**WHAT IS REQUIRED**
Retype all material exactly. Pictures stay out of the copy.

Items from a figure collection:

— Begin —

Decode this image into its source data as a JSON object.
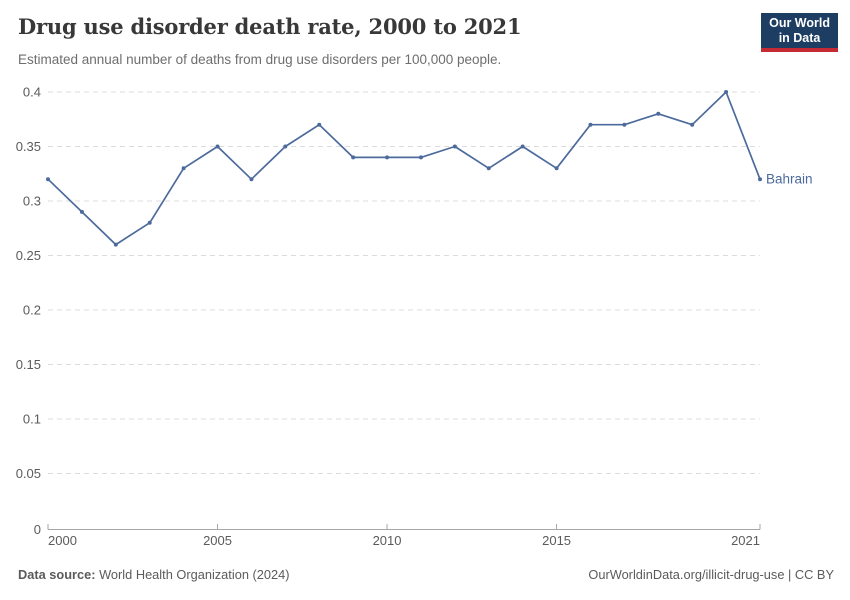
{
  "header": {
    "title": "Drug use disorder death rate, 2000 to 2021",
    "subtitle": "Estimated annual number of deaths from drug use disorders per 100,000 people.",
    "logo": {
      "line1": "Our World",
      "line2": "in Data"
    }
  },
  "chart_data": {
    "type": "line",
    "title": "Drug use disorder death rate, 2000 to 2021",
    "x": [
      2000,
      2001,
      2002,
      2003,
      2004,
      2005,
      2006,
      2007,
      2008,
      2009,
      2010,
      2011,
      2012,
      2013,
      2014,
      2015,
      2016,
      2017,
      2018,
      2019,
      2020,
      2021
    ],
    "series": [
      {
        "name": "Bahrain",
        "color": "#4C6A9C",
        "values": [
          0.32,
          0.29,
          0.26,
          0.28,
          0.33,
          0.35,
          0.32,
          0.35,
          0.37,
          0.34,
          0.34,
          0.34,
          0.35,
          0.33,
          0.35,
          0.33,
          0.37,
          0.37,
          0.38,
          0.37,
          0.4,
          0.32
        ]
      }
    ],
    "xlabel": "",
    "ylabel": "",
    "ylim": [
      0,
      0.4
    ],
    "yticks": [
      {
        "v": 0,
        "label": "0"
      },
      {
        "v": 0.05,
        "label": "0.05"
      },
      {
        "v": 0.1,
        "label": "0.1"
      },
      {
        "v": 0.15,
        "label": "0.15"
      },
      {
        "v": 0.2,
        "label": "0.2"
      },
      {
        "v": 0.25,
        "label": "0.25"
      },
      {
        "v": 0.3,
        "label": "0.3"
      },
      {
        "v": 0.35,
        "label": "0.35"
      },
      {
        "v": 0.4,
        "label": "0.4"
      }
    ],
    "xticks": [
      {
        "v": 2000,
        "label": "2000"
      },
      {
        "v": 2005,
        "label": "2005"
      },
      {
        "v": 2010,
        "label": "2010"
      },
      {
        "v": 2015,
        "label": "2015"
      },
      {
        "v": 2021,
        "label": "2021"
      }
    ],
    "grid": "horizontal-dashed",
    "legend_position": "end-of-line-label"
  },
  "footer": {
    "source_label": "Data source:",
    "source_value": " World Health Organization (2024)",
    "credit": "OurWorldinData.org/illicit-drug-use | CC BY"
  },
  "colors": {
    "line": "#4C6A9C",
    "grid": "#dcdcdc",
    "axis": "#a7a7a7",
    "tick_label": "#5b5b5b",
    "title": "#383838",
    "subtitle": "#6e6e6e",
    "logo_bg": "#1d3d63",
    "logo_red": "#c52a35"
  }
}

— End —

**EXPECTED ANSWER**
Decode this image into its source data as a JSON object.
{
  "header": {
    "title": "Drug use disorder death rate, 2000 to 2021",
    "subtitle": "Estimated annual number of deaths from drug use disorders per 100,000 people.",
    "logo": {
      "line1": "Our World",
      "line2": "in Data"
    }
  },
  "chart_data": {
    "type": "line",
    "title": "Drug use disorder death rate, 2000 to 2021",
    "x": [
      2000,
      2001,
      2002,
      2003,
      2004,
      2005,
      2006,
      2007,
      2008,
      2009,
      2010,
      2011,
      2012,
      2013,
      2014,
      2015,
      2016,
      2017,
      2018,
      2019,
      2020,
      2021
    ],
    "series": [
      {
        "name": "Bahrain",
        "color": "#4C6A9C",
        "values": [
          0.32,
          0.29,
          0.26,
          0.28,
          0.33,
          0.35,
          0.32,
          0.35,
          0.37,
          0.34,
          0.34,
          0.34,
          0.35,
          0.33,
          0.35,
          0.33,
          0.37,
          0.37,
          0.38,
          0.37,
          0.4,
          0.32
        ]
      }
    ],
    "xlabel": "",
    "ylabel": "",
    "ylim": [
      0,
      0.4
    ],
    "yticks": [
      {
        "v": 0,
        "label": "0"
      },
      {
        "v": 0.05,
        "label": "0.05"
      },
      {
        "v": 0.1,
        "label": "0.1"
      },
      {
        "v": 0.15,
        "label": "0.15"
      },
      {
        "v": 0.2,
        "label": "0.2"
      },
      {
        "v": 0.25,
        "label": "0.25"
      },
      {
        "v": 0.3,
        "label": "0.3"
      },
      {
        "v": 0.35,
        "label": "0.35"
      },
      {
        "v": 0.4,
        "label": "0.4"
      }
    ],
    "xticks": [
      {
        "v": 2000,
        "label": "2000"
      },
      {
        "v": 2005,
        "label": "2005"
      },
      {
        "v": 2010,
        "label": "2010"
      },
      {
        "v": 2015,
        "label": "2015"
      },
      {
        "v": 2021,
        "label": "2021"
      }
    ],
    "grid": "horizontal-dashed",
    "legend_position": "end-of-line-label"
  },
  "footer": {
    "source_label": "Data source:",
    "source_value": " World Health Organization (2024)",
    "credit": "OurWorldinData.org/illicit-drug-use | CC BY"
  },
  "colors": {
    "line": "#4C6A9C",
    "grid": "#dcdcdc",
    "axis": "#a7a7a7",
    "tick_label": "#5b5b5b",
    "title": "#383838",
    "subtitle": "#6e6e6e",
    "logo_bg": "#1d3d63",
    "logo_red": "#c52a35"
  }
}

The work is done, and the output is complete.